### STATED GOAL
Pick out each line in these entries that contains the string "bands".

### DATA SHOWN

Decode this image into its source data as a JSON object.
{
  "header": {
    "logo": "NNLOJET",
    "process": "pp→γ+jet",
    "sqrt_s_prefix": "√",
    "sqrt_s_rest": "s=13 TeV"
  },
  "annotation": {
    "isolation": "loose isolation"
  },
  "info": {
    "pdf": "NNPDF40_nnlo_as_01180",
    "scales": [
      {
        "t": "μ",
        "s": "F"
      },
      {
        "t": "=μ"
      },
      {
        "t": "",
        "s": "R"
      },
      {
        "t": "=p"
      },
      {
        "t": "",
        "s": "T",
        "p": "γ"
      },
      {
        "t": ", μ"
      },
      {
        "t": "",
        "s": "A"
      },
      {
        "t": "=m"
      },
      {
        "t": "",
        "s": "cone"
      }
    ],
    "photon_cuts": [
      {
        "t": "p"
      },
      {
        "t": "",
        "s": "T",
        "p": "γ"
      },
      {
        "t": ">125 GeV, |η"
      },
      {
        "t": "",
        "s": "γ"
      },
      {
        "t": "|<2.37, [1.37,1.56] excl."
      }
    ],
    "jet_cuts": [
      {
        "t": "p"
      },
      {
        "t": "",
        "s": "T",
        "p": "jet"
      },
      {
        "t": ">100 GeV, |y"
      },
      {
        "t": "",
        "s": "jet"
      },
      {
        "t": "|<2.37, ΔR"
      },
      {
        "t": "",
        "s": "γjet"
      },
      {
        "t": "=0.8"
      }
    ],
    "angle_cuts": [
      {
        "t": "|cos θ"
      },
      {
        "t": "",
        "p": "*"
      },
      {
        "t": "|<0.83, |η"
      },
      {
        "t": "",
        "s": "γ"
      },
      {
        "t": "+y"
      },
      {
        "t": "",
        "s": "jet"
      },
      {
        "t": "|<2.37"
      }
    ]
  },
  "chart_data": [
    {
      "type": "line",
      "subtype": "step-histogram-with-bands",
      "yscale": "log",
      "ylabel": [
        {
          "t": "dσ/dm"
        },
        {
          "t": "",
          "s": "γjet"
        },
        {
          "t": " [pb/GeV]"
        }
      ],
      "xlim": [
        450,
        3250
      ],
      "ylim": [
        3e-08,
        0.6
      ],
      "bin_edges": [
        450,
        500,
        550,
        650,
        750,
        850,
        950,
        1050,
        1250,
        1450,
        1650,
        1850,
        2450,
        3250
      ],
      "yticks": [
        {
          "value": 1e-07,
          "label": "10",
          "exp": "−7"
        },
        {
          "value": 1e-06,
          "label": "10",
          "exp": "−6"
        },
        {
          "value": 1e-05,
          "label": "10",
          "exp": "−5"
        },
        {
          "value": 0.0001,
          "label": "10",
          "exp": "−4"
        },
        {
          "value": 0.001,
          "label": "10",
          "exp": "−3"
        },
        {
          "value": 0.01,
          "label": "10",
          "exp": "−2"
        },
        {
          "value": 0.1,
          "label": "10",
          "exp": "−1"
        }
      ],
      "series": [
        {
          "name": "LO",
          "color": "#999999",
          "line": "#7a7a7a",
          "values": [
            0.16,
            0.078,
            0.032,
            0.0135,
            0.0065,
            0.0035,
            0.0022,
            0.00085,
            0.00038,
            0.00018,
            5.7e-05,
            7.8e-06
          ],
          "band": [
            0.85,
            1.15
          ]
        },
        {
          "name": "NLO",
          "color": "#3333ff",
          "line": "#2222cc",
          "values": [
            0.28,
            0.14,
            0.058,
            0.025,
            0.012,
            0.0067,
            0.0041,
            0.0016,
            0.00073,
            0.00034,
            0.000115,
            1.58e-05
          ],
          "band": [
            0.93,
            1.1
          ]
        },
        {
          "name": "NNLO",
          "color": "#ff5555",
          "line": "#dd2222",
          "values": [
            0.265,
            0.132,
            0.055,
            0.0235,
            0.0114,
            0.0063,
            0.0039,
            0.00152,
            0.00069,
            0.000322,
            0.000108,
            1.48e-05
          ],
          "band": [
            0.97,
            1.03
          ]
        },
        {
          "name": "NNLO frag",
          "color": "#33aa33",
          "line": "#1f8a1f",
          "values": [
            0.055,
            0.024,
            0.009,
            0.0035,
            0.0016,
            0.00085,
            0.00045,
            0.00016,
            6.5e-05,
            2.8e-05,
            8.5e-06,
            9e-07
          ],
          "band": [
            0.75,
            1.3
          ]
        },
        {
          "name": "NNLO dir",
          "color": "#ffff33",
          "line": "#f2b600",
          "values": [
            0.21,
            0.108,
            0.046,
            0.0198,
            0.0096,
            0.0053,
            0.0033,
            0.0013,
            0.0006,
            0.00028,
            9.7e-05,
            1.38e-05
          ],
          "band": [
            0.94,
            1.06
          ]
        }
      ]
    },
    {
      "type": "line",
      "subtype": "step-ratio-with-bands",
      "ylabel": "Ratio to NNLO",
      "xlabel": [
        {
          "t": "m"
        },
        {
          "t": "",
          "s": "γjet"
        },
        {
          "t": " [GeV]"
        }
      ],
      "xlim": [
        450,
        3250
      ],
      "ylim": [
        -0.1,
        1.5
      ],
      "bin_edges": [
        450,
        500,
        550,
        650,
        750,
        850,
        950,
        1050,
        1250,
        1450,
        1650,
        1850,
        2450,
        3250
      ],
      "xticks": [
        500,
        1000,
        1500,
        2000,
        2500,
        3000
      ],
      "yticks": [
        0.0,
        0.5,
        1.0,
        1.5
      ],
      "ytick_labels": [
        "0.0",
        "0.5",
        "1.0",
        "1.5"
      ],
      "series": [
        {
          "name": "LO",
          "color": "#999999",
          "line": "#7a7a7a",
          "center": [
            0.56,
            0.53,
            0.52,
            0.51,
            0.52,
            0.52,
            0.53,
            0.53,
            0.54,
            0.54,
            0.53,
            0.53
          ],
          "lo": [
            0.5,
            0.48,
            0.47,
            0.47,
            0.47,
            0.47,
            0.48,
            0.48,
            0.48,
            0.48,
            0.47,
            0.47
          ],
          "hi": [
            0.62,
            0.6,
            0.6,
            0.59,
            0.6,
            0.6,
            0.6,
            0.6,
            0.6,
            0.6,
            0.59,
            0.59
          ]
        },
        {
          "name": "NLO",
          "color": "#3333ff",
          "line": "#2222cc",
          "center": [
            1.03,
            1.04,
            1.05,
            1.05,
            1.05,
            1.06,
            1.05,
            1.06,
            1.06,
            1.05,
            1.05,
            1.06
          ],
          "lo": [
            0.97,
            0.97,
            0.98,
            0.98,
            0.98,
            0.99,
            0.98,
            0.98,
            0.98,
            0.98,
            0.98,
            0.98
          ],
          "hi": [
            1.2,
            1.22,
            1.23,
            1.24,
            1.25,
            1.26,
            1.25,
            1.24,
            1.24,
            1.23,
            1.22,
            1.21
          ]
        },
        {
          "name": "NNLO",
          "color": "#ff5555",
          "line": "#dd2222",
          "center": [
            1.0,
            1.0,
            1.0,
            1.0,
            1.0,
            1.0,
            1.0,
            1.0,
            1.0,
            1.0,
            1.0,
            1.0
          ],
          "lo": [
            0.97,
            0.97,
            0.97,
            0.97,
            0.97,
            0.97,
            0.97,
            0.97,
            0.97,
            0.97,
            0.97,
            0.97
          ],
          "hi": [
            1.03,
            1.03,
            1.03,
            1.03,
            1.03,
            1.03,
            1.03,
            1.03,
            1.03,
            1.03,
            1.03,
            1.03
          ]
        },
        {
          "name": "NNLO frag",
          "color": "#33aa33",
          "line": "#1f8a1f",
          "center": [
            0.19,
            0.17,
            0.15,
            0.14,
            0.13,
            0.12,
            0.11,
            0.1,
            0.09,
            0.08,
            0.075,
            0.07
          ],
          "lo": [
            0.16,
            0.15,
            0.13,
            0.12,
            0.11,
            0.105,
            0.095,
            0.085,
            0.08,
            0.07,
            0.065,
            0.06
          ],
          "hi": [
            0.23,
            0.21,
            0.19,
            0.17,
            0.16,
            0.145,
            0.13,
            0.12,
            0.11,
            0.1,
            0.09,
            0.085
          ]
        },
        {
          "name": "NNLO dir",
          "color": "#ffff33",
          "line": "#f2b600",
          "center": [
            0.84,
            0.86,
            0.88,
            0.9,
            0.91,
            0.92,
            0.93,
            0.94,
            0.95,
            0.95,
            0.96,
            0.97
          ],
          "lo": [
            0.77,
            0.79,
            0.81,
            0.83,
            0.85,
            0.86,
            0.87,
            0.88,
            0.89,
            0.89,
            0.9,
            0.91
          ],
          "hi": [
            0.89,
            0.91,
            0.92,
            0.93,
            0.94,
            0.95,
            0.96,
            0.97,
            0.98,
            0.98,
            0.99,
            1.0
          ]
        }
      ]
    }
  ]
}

### FINAL ANSWER
      "subtype": "step-histogram-with-bands",
      "subtype": "step-ratio-with-bands",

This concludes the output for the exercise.